● **Short task**
List each line of the data that holds the string "title".

[Dataset entries on figures]
+++++
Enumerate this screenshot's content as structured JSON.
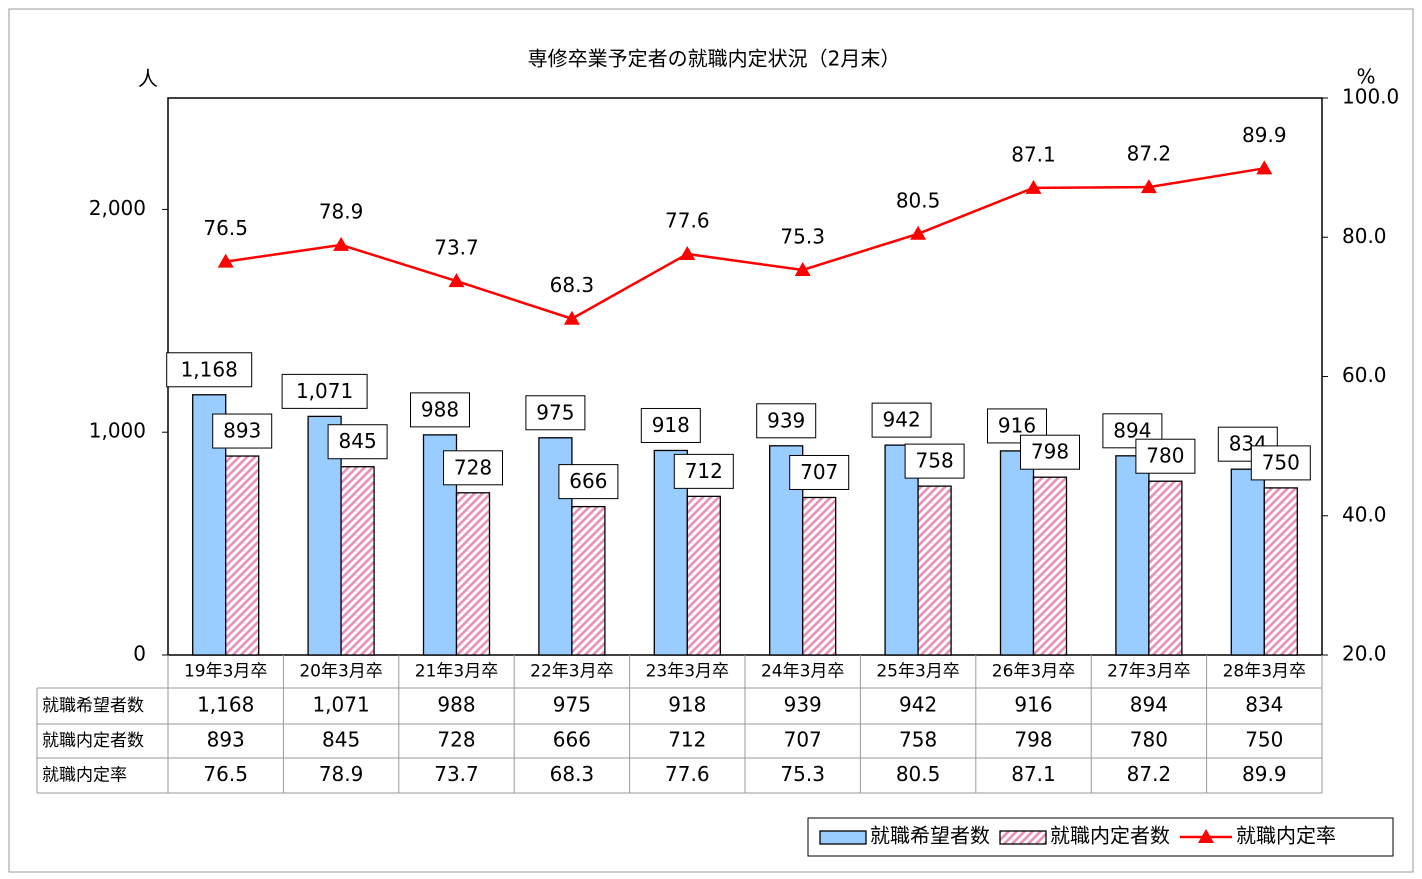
{
  "chart_data": {
    "type": "bar-line",
    "title": "専修卒業予定者の就職内定状況（2月末）",
    "y_axis_label": "人",
    "y2_axis_label": "%",
    "categories": [
      "19年3月卒",
      "20年3月卒",
      "21年3月卒",
      "22年3月卒",
      "23年3月卒",
      "24年3月卒",
      "25年3月卒",
      "26年3月卒",
      "27年3月卒",
      "28年3月卒"
    ],
    "series": [
      {
        "name": "就職希望者数",
        "type": "bar",
        "color": "#99ccff",
        "values": [
          1168,
          1071,
          988,
          975,
          918,
          939,
          942,
          916,
          894,
          834
        ],
        "value_labels": [
          "1,168",
          "1,071",
          "988",
          "975",
          "918",
          "939",
          "942",
          "916",
          "894",
          "834"
        ]
      },
      {
        "name": "就職内定者数",
        "type": "bar",
        "color": "#e890b8",
        "hatch": true,
        "values": [
          893,
          845,
          728,
          666,
          712,
          707,
          758,
          798,
          780,
          750
        ]
      },
      {
        "name": "就職内定率",
        "type": "line",
        "axis": "y2",
        "color": "#ff0000",
        "marker": "triangle",
        "values": [
          76.5,
          78.9,
          73.7,
          68.3,
          77.6,
          75.3,
          80.5,
          87.1,
          87.2,
          89.9
        ]
      }
    ],
    "ylim": [
      0,
      2500
    ],
    "yticks": [
      0,
      {
        "value": 1000,
        "label": "1,000"
      },
      {
        "value": 2000,
        "label": "2,000"
      }
    ],
    "y2lim": [
      20,
      100
    ],
    "y2ticks": [
      {
        "value": 20,
        "label": "20.0"
      },
      {
        "value": 40,
        "label": "40.0"
      },
      {
        "value": 60,
        "label": "60.0"
      },
      {
        "value": 80,
        "label": "80.0"
      },
      {
        "value": 100,
        "label": "100.0"
      }
    ],
    "grid": false,
    "data_table": true,
    "legend": "bottom-right"
  }
}
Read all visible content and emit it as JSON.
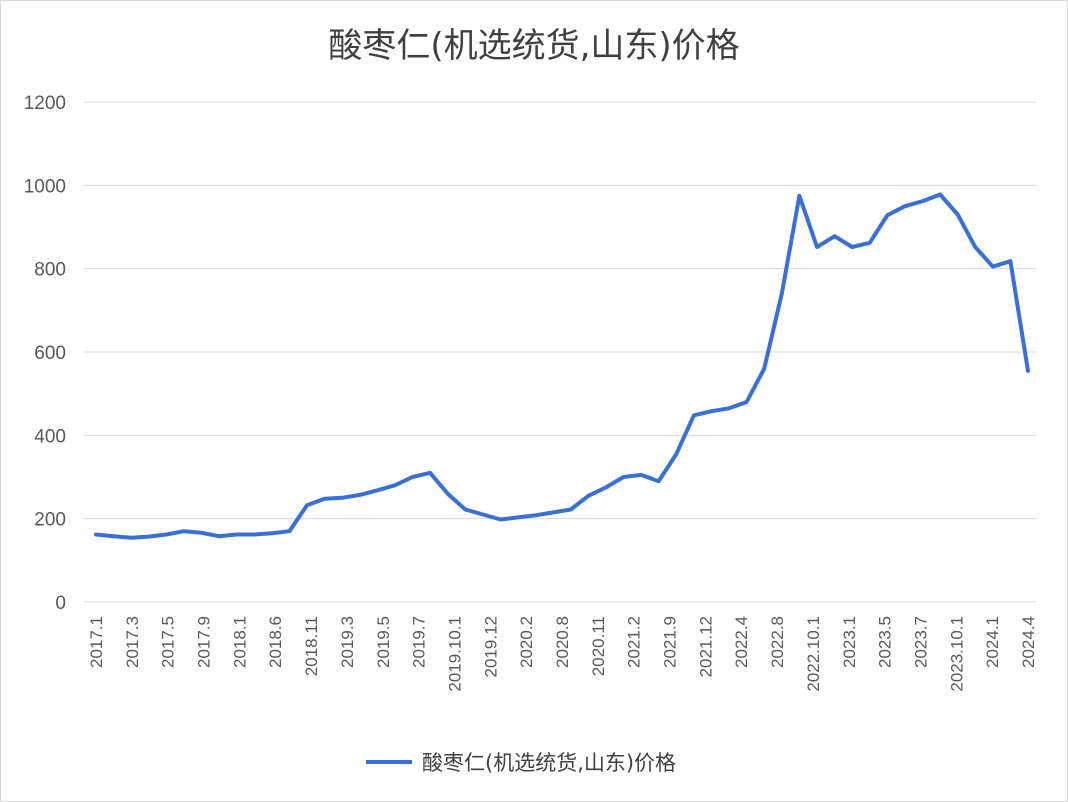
{
  "chart_data": {
    "type": "line",
    "title": "酸枣仁(机选统货,山东)价格",
    "xlabel": "",
    "ylabel": "",
    "ylim": [
      0,
      1200
    ],
    "yticks": [
      "0",
      "200",
      "400",
      "600",
      "800",
      "1000",
      "1200"
    ],
    "grid": true,
    "legend": "bottom",
    "color": "#3a6fd8",
    "x_tick_labels": [
      "2017.1",
      "2017.3",
      "2017.5",
      "2017.9",
      "2018.1",
      "2018.6",
      "2018.11",
      "2019.3",
      "2019.5",
      "2019.7",
      "2019.10.1",
      "2019.12",
      "2020.2",
      "2020.8",
      "2020.11",
      "2021.2",
      "2021.9",
      "2021.12",
      "2022.4",
      "2022.8",
      "2022.10.1",
      "2023.1",
      "2023.5",
      "2023.7",
      "2023.10.1",
      "2024.1",
      "2024.4"
    ],
    "series": [
      {
        "name": "酸枣仁(机选统货,山东)价格",
        "values": [
          162,
          158,
          154,
          157,
          162,
          170,
          166,
          158,
          162,
          162,
          165,
          170,
          232,
          248,
          250,
          257,
          268,
          280,
          300,
          310,
          260,
          222,
          210,
          198,
          203,
          208,
          215,
          222,
          255,
          275,
          300,
          305,
          290,
          355,
          448,
          458,
          465,
          480,
          560,
          740,
          975,
          852,
          878,
          852,
          862,
          928,
          950,
          962,
          978,
          930,
          852,
          805,
          818,
          555
        ]
      }
    ]
  }
}
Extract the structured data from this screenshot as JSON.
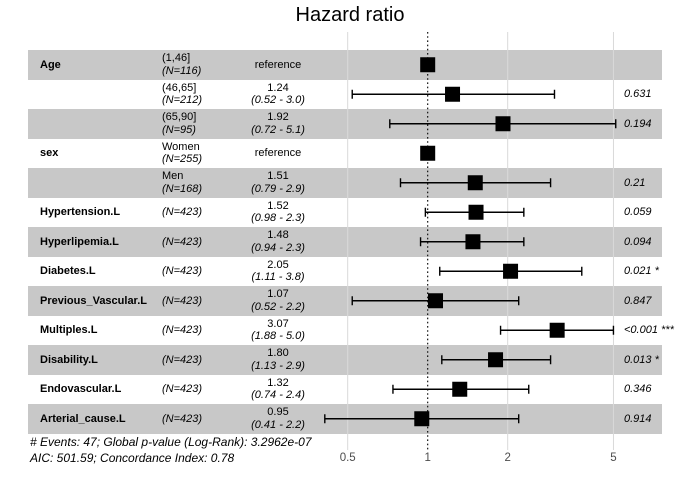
{
  "title": "Hazard ratio",
  "footer": {
    "line1": "# Events: 47; Global p-value (Log-Rank): 3.2962e-07",
    "line2": "AIC: 501.59; Concordance Index: 0.78"
  },
  "colors": {
    "band": "#c8c8c8",
    "grid": "#d9d9d9",
    "reference_line": "#000000",
    "marker": "#000000",
    "whisker": "#000000",
    "axis_text": "#4d4d4d"
  },
  "chart_data": {
    "type": "forest",
    "title": "Hazard ratio",
    "x_scale": "log10",
    "x_ticks": [
      0.5,
      1,
      2,
      5
    ],
    "reference_line": 1,
    "xlim": [
      0.38,
      6.8
    ],
    "legend_position": "none",
    "grid": "vertical",
    "rows": [
      {
        "variable": "Age",
        "level": "(1,46]",
        "n": "(N=116)",
        "estimate": "reference",
        "ci": "",
        "hr": 1.0,
        "low": null,
        "high": null,
        "p": ""
      },
      {
        "variable": "",
        "level": "(46,65]",
        "n": "(N=212)",
        "estimate": "1.24",
        "ci": "(0.52 - 3.0)",
        "hr": 1.24,
        "low": 0.52,
        "high": 3.0,
        "p": "0.631"
      },
      {
        "variable": "",
        "level": "(65,90]",
        "n": "(N=95)",
        "estimate": "1.92",
        "ci": "(0.72 - 5.1)",
        "hr": 1.92,
        "low": 0.72,
        "high": 5.1,
        "p": "0.194"
      },
      {
        "variable": "sex",
        "level": "Women",
        "n": "(N=255)",
        "estimate": "reference",
        "ci": "",
        "hr": 1.0,
        "low": null,
        "high": null,
        "p": ""
      },
      {
        "variable": "",
        "level": "Men",
        "n": "(N=168)",
        "estimate": "1.51",
        "ci": "(0.79 - 2.9)",
        "hr": 1.51,
        "low": 0.79,
        "high": 2.9,
        "p": "0.21"
      },
      {
        "variable": "Hypertension.L",
        "level": "",
        "n": "(N=423)",
        "estimate": "1.52",
        "ci": "(0.98 - 2.3)",
        "hr": 1.52,
        "low": 0.98,
        "high": 2.3,
        "p": "0.059"
      },
      {
        "variable": "Hyperlipemia.L",
        "level": "",
        "n": "(N=423)",
        "estimate": "1.48",
        "ci": "(0.94 - 2.3)",
        "hr": 1.48,
        "low": 0.94,
        "high": 2.3,
        "p": "0.094"
      },
      {
        "variable": "Diabetes.L",
        "level": "",
        "n": "(N=423)",
        "estimate": "2.05",
        "ci": "(1.11 - 3.8)",
        "hr": 2.05,
        "low": 1.11,
        "high": 3.8,
        "p": "0.021 *"
      },
      {
        "variable": "Previous_Vascular.L",
        "level": "",
        "n": "(N=423)",
        "estimate": "1.07",
        "ci": "(0.52 - 2.2)",
        "hr": 1.07,
        "low": 0.52,
        "high": 2.2,
        "p": "0.847"
      },
      {
        "variable": "Multiples.L",
        "level": "",
        "n": "(N=423)",
        "estimate": "3.07",
        "ci": "(1.88 - 5.0)",
        "hr": 3.07,
        "low": 1.88,
        "high": 5.0,
        "p": "<0.001 ***"
      },
      {
        "variable": "Disability.L",
        "level": "",
        "n": "(N=423)",
        "estimate": "1.80",
        "ci": "(1.13 - 2.9)",
        "hr": 1.8,
        "low": 1.13,
        "high": 2.9,
        "p": "0.013 *"
      },
      {
        "variable": "Endovascular.L",
        "level": "",
        "n": "(N=423)",
        "estimate": "1.32",
        "ci": "(0.74 - 2.4)",
        "hr": 1.32,
        "low": 0.74,
        "high": 2.4,
        "p": "0.346"
      },
      {
        "variable": "Arterial_cause.L",
        "level": "",
        "n": "(N=423)",
        "estimate": "0.95",
        "ci": "(0.41 - 2.2)",
        "hr": 0.95,
        "low": 0.41,
        "high": 2.2,
        "p": "0.914"
      }
    ]
  }
}
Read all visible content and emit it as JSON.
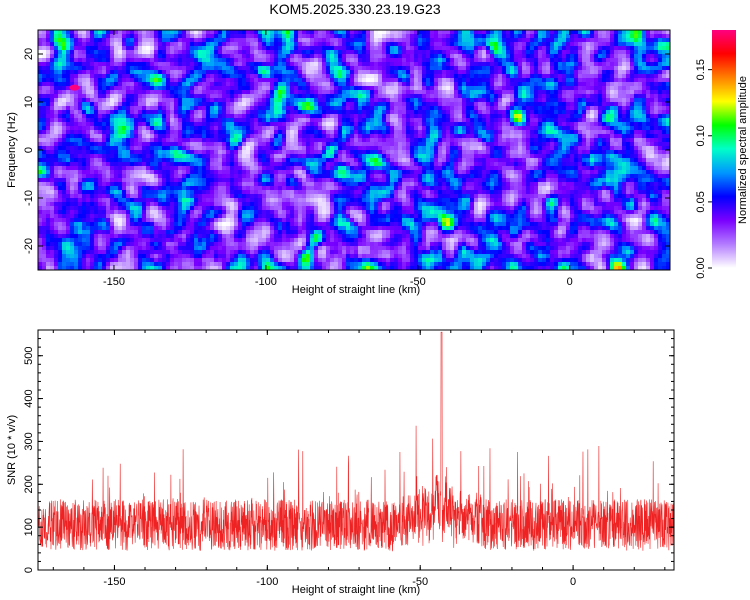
+++++
● **Task response**
    "title": "専修卒業予定者の就職内定状況（2月末）",
    "title": "酸枣仁(机选统货,山东)价格",
  "title": "Hazard ratio",
    "title": "Hazard ratio",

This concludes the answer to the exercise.